Stated task
Which lines in the entries below contain the string "Percentage"? Copy each of them in full, matching case exactly.

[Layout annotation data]
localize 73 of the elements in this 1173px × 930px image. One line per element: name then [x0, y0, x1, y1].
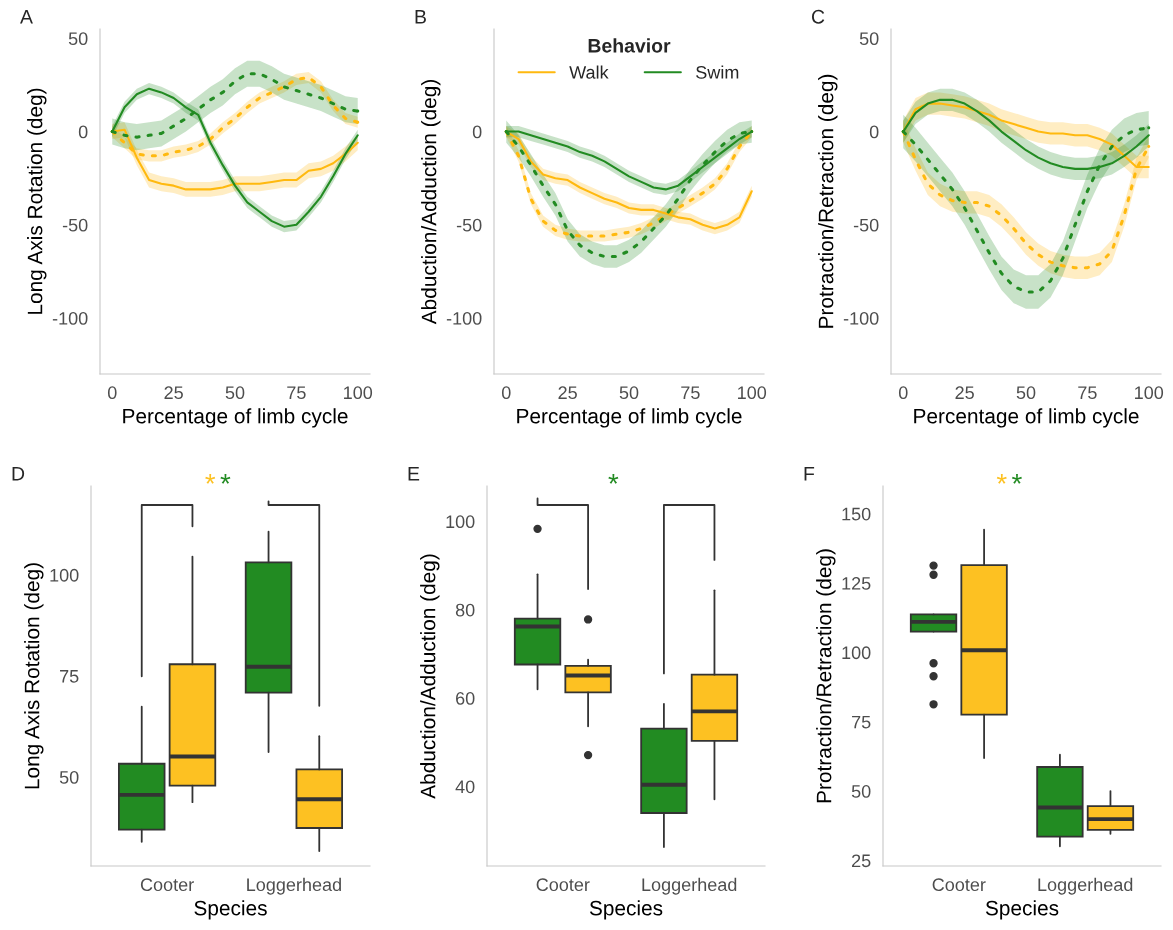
y-axis-title: Protraction/Retraction (deg): [818, 74, 838, 328]
y-axis-title: Abduction/Adduction (deg): [421, 80, 441, 325]
x-axis-title: Percentage of limb cycle: [517, 408, 742, 428]
chart-title: C: [811, 9, 825, 24]
x-tick-label: 75: [681, 386, 700, 400]
y-tick-label: 0: [472, 125, 482, 139]
x-tick-label: 25: [164, 386, 183, 400]
x-tick-label: Loggerhead: [642, 877, 737, 895]
y-axis-title: Long Axis Rotation (deg): [24, 563, 44, 789]
y-tick-label: 125: [842, 577, 871, 590]
point: [1147, 126, 1151, 130]
x-tick-label: 100: [1135, 386, 1164, 400]
x-tick-label: Cooter: [140, 878, 194, 892]
y-tick-label: 40: [455, 780, 475, 794]
y-tick-label: 0: [869, 125, 879, 139]
x-tick-label: 75: [287, 386, 306, 400]
text: *: [220, 474, 231, 484]
chart-title: B: [415, 10, 426, 24]
y-tick-label: 50: [859, 32, 879, 46]
text: *: [996, 474, 1007, 484]
legend-label: Swim: [696, 65, 739, 79]
text: *: [608, 474, 619, 484]
y-tick-label: 75: [852, 715, 871, 729]
x-axis-title: Percentage of limb cycle: [123, 408, 348, 428]
x-tick-label: Loggerhead: [1038, 877, 1133, 895]
y-tick-label: -100: [446, 311, 482, 325]
y-tick-label: -100: [843, 311, 879, 325]
point: [1147, 144, 1151, 149]
y-axis-title: Protraction/Retraction (deg): [816, 549, 836, 803]
x-axis-title: Species: [589, 900, 663, 920]
text: *: [205, 474, 216, 484]
x-tick-label: 25: [558, 386, 577, 400]
x-tick-label: 100: [344, 386, 373, 400]
legend-title: Behavior: [588, 38, 671, 53]
y-tick-label: -50: [456, 218, 482, 232]
chart-title: D: [12, 467, 25, 481]
y-tick-label: 100: [842, 646, 871, 660]
y-tick-label: -50: [62, 218, 88, 232]
y-tick-label: 150: [842, 507, 871, 521]
legend-label: Walk: [569, 65, 609, 79]
x-tick-label: 50: [1016, 386, 1036, 400]
chart-title: F: [804, 467, 815, 481]
x-tick-label: 50: [619, 386, 639, 400]
x-tick-label: Cooter: [536, 878, 590, 892]
y-tick-label: 50: [851, 785, 871, 798]
y-tick-label: 25: [852, 854, 871, 868]
chart-title: E: [408, 467, 420, 481]
y-tick-label: 0: [78, 125, 88, 139]
x-tick-label: 0: [107, 386, 117, 400]
y-tick-label: 100: [446, 515, 475, 529]
y-tick-label: 75: [60, 670, 79, 683]
y-tick-label: 50: [68, 32, 88, 46]
x-tick-label: 25: [955, 386, 974, 400]
chart-title: A: [20, 10, 33, 24]
x-axis-title: Species: [985, 900, 1059, 920]
y-axis-title: Long Axis Rotation (deg): [27, 88, 47, 314]
y-tick-label: 80: [455, 603, 475, 617]
x-tick-label: 75: [1078, 386, 1097, 400]
y-tick-label: 100: [50, 568, 79, 582]
x-tick-label: 0: [501, 386, 511, 400]
x-tick-label: 0: [898, 386, 908, 400]
x-axis-title: Species: [194, 900, 267, 920]
x-axis-title: Percentage of limb cycle: [914, 408, 1139, 428]
y-tick-label: -50: [853, 218, 879, 232]
text: *: [1011, 474, 1022, 484]
x-tick-label: Cooter: [932, 878, 986, 892]
y-tick-label: 50: [59, 771, 79, 784]
x-tick-label: 50: [225, 386, 245, 400]
y-axis-title: Abduction/Adduction (deg): [420, 554, 440, 799]
y-tick-label: 60: [456, 692, 475, 705]
y-tick-label: -100: [52, 311, 88, 325]
x-tick-label: 100: [738, 386, 767, 400]
x-tick-label: Loggerhead: [247, 877, 341, 895]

Exercise solution
x-axis-title: Percentage of limb cycle: [517, 408, 742, 428]
x-axis-title: Percentage of limb cycle: [123, 408, 348, 428]
x-axis-title: Percentage of limb cycle: [914, 408, 1139, 428]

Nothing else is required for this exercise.